* Begin Record extracts *
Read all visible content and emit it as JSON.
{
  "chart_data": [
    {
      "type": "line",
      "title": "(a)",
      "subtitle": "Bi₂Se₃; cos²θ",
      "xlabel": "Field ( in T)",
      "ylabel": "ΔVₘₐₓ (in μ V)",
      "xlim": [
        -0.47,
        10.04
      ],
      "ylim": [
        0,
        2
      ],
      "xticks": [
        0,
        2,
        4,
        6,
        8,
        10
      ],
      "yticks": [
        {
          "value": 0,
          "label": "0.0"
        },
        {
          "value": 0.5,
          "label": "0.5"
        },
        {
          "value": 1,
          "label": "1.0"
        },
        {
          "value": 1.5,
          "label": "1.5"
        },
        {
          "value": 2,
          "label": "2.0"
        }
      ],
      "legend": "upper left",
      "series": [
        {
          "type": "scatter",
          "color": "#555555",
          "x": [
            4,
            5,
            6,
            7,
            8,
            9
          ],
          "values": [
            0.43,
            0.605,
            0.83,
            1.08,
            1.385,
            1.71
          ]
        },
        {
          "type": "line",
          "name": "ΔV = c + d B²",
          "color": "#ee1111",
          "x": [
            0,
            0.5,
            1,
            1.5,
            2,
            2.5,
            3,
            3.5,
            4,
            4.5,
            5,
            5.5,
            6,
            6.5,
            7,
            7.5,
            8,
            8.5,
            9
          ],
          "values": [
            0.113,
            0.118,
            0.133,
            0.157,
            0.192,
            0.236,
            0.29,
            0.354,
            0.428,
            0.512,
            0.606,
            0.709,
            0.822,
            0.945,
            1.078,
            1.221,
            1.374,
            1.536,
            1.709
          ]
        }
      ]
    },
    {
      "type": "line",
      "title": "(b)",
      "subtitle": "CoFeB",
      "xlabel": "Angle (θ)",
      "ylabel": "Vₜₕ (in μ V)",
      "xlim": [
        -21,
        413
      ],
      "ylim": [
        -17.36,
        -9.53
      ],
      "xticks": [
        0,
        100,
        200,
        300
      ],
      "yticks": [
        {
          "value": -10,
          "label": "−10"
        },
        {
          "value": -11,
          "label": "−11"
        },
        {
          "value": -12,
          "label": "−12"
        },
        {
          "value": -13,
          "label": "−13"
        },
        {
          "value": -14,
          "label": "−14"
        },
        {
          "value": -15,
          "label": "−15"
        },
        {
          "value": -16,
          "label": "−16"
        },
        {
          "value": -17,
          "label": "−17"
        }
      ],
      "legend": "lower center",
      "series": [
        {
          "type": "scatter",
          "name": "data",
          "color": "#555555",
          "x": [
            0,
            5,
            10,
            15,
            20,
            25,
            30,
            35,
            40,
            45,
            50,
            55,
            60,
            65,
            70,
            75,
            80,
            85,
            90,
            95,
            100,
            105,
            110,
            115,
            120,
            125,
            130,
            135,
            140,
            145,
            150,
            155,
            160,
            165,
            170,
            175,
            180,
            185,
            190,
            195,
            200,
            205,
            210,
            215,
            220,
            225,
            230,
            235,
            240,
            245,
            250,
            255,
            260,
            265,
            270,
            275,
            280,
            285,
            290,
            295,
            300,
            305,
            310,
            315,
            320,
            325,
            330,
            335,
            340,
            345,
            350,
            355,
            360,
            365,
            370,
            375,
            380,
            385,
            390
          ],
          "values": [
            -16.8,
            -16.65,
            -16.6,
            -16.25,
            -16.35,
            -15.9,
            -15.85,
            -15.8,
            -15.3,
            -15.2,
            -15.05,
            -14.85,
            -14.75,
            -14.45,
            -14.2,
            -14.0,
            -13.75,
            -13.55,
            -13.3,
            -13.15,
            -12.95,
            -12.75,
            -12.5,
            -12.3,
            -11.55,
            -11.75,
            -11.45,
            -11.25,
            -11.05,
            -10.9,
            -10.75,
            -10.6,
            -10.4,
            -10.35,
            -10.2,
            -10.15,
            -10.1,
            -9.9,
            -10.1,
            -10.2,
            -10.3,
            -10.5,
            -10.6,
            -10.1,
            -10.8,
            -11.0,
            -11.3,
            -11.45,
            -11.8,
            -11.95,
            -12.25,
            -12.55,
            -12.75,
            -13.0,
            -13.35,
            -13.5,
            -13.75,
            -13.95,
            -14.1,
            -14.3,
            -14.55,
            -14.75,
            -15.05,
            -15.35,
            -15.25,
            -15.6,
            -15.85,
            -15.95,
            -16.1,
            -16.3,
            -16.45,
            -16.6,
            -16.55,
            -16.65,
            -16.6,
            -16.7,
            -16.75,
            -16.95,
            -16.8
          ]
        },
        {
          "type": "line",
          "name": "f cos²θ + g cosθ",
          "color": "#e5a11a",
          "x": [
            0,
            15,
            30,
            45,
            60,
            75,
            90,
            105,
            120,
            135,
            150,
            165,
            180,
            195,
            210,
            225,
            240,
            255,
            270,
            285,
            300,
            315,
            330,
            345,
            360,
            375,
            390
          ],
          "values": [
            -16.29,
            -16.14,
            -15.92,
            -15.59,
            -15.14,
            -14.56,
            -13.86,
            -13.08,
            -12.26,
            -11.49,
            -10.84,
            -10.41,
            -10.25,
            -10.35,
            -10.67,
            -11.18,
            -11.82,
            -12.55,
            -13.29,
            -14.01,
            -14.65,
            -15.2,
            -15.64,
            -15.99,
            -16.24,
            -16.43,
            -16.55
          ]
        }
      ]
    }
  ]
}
* End Record extracts *
### Given task
Return, from the data, each line that has the word "cos²θ" in it.

### Solution
      "subtitle": "Bi₂Se₃; cos²θ",
          "name": "f cos²θ + g cosθ",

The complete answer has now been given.